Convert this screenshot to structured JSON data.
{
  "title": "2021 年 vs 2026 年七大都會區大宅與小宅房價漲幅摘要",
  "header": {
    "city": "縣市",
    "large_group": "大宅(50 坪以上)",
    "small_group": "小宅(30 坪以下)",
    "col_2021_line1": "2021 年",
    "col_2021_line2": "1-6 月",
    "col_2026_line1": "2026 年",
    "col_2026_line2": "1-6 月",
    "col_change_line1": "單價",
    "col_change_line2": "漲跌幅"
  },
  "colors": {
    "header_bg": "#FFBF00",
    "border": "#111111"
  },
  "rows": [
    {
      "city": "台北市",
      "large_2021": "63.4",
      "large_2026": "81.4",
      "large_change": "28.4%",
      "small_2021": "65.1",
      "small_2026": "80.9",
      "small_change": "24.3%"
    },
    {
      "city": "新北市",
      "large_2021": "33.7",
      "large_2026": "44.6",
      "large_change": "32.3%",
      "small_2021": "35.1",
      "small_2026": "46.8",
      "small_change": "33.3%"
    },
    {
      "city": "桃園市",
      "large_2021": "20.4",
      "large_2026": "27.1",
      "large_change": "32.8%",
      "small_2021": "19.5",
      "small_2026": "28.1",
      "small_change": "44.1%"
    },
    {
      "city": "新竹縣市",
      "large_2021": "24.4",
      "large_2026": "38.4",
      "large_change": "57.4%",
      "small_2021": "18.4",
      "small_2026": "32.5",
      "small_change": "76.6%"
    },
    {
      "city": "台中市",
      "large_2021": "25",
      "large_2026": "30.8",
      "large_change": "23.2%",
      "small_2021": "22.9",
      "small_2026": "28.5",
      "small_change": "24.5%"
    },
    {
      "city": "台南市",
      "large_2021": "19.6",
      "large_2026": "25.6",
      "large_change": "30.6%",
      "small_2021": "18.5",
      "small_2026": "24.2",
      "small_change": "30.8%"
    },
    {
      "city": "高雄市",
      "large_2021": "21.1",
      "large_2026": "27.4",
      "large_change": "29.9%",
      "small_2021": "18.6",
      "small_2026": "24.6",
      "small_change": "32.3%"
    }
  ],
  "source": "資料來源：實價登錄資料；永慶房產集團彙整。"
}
○ ○ ○ ○
Of all the lines above, how many contain "city"? Give the number and nothing more.

[ANSWER TO THIS EXERCISE]:
8